• _Stated problem_: Calculate how many lines in the following records hold the word "Lowongan", and report that number without comment.

(Figure content listings)
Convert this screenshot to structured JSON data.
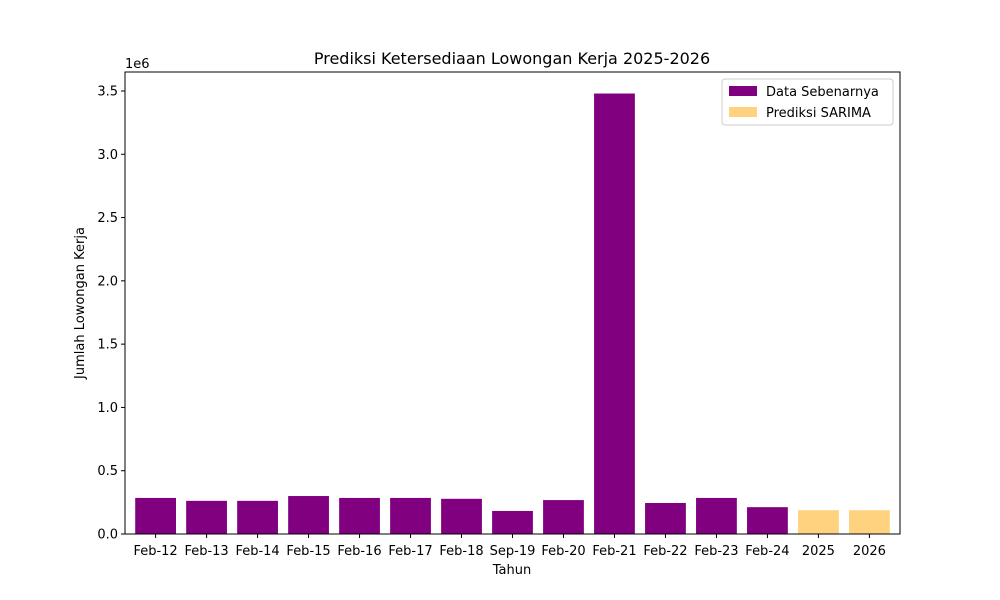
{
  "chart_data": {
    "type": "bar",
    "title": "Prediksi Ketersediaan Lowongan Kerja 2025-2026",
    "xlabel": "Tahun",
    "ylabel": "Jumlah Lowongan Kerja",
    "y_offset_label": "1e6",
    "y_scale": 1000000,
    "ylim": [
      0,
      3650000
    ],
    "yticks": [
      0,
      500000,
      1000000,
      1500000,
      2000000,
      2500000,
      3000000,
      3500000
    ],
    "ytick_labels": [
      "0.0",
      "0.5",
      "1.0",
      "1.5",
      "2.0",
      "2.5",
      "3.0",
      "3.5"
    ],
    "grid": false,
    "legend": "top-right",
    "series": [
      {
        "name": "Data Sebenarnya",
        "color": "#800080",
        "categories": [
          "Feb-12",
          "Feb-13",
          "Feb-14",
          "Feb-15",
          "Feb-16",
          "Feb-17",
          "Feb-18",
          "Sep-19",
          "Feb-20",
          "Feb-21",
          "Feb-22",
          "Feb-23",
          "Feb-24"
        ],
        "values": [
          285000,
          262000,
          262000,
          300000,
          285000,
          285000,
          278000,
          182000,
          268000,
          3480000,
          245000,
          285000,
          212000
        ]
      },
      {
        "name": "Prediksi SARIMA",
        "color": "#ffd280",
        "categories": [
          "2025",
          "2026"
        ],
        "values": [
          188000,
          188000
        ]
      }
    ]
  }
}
...
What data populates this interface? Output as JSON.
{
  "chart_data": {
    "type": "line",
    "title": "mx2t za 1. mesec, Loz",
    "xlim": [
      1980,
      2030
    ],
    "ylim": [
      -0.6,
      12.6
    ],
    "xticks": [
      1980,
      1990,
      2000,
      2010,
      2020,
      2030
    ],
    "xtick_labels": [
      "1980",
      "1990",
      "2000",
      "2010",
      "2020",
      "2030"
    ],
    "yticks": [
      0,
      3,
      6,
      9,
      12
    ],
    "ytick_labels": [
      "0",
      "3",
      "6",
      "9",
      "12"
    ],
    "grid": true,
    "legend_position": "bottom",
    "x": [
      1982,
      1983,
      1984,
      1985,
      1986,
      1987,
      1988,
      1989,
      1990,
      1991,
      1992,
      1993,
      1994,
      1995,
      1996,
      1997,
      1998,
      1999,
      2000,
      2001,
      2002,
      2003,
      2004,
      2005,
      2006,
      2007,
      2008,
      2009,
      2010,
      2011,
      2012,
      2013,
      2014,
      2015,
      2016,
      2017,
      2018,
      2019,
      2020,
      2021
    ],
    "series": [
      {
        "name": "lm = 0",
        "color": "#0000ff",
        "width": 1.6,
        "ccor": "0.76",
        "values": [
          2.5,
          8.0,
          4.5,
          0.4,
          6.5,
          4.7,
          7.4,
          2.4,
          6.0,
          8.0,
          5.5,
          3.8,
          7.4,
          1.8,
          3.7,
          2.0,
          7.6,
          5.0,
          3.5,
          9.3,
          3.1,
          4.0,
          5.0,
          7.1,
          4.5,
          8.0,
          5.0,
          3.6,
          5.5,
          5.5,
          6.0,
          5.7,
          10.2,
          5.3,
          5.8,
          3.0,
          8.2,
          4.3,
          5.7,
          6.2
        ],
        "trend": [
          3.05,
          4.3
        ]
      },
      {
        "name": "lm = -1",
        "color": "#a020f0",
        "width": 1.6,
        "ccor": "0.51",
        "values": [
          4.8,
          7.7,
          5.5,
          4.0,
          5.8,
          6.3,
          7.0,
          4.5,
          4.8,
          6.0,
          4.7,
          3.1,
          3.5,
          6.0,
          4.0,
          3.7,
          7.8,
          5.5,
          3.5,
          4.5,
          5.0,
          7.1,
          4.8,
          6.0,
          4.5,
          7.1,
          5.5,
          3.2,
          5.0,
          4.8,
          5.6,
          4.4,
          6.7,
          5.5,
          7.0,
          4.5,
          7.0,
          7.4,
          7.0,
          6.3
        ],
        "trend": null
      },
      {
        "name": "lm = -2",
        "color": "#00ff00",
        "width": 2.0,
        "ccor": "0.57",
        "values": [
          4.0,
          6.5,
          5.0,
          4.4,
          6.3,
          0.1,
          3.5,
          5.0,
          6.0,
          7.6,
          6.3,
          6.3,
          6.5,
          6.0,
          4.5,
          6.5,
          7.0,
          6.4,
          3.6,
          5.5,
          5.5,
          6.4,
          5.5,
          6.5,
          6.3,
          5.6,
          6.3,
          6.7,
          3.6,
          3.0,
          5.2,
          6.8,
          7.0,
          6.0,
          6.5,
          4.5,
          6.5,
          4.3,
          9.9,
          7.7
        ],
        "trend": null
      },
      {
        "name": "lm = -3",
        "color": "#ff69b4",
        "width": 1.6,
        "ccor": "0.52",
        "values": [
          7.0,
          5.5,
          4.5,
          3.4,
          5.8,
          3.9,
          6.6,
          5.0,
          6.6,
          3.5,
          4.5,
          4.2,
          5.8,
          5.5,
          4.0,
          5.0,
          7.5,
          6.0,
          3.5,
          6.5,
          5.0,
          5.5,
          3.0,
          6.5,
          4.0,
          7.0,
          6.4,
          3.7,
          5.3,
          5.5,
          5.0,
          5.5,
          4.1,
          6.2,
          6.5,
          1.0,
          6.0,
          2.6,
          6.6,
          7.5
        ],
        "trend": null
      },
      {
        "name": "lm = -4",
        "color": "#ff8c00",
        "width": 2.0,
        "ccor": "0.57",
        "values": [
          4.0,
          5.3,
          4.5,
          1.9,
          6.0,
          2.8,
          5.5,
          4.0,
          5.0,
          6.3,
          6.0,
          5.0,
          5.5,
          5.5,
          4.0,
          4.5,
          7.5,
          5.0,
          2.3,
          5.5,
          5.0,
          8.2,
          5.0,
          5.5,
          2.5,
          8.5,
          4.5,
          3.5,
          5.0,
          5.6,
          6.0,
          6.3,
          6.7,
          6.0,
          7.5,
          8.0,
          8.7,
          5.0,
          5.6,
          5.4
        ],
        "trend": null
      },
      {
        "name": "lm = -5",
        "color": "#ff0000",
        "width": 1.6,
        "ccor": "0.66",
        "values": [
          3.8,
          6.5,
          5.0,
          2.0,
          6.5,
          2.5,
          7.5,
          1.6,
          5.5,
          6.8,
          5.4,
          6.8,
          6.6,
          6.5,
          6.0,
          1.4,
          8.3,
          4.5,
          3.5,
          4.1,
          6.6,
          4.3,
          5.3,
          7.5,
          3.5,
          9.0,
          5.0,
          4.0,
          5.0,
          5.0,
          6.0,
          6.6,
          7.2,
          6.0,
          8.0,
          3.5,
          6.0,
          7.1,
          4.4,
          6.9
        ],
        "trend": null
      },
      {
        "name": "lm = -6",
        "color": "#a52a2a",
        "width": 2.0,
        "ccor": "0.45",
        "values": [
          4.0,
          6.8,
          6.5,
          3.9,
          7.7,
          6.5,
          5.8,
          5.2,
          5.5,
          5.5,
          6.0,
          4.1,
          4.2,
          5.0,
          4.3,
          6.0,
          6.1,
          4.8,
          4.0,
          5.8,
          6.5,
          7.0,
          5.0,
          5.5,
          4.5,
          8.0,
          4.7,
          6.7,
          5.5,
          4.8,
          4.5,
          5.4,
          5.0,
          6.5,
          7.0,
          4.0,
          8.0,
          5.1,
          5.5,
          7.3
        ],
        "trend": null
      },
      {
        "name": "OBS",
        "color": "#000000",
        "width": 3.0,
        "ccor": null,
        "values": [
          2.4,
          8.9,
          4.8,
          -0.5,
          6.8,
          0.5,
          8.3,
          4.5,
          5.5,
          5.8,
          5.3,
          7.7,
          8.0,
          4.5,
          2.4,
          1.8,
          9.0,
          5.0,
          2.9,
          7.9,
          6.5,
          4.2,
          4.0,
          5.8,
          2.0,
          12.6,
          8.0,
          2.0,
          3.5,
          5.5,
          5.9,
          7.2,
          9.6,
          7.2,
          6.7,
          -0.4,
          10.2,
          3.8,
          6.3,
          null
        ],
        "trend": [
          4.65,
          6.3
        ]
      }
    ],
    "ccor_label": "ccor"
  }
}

• _Output for this task_: 2